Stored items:
— BEGIN —
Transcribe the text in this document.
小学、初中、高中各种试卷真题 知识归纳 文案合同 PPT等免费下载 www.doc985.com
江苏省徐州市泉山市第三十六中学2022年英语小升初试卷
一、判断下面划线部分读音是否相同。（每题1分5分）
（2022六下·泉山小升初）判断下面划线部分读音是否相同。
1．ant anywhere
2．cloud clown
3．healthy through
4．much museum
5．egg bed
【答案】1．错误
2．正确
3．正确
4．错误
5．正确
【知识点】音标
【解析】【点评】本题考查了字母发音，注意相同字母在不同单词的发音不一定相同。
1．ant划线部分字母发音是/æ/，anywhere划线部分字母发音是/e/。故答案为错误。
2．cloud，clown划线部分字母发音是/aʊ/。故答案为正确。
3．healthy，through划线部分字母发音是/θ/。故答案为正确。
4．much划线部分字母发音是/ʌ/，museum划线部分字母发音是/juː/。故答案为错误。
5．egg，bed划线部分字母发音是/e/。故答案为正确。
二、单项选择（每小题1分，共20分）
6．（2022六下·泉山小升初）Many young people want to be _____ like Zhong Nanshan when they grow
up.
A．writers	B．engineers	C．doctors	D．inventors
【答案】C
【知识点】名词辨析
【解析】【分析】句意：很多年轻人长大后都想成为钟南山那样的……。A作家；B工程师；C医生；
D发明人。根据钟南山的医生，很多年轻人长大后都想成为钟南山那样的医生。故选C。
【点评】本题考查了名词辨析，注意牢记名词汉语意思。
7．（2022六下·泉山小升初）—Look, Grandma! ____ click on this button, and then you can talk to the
— END —
◆ SET EXERCISE ◆
Scan the data for the word "故答案为正确" and copy every line where it shows up.

◆ SOLUTION TO THE EXERCISE ◆
2．cloud，clown划线部分字母发音是/aʊ/。故答案为正确。
3．healthy，through划线部分字母发音是/θ/。故答案为正确。
5．egg，bed划线部分字母发音是/e/。故答案为正确。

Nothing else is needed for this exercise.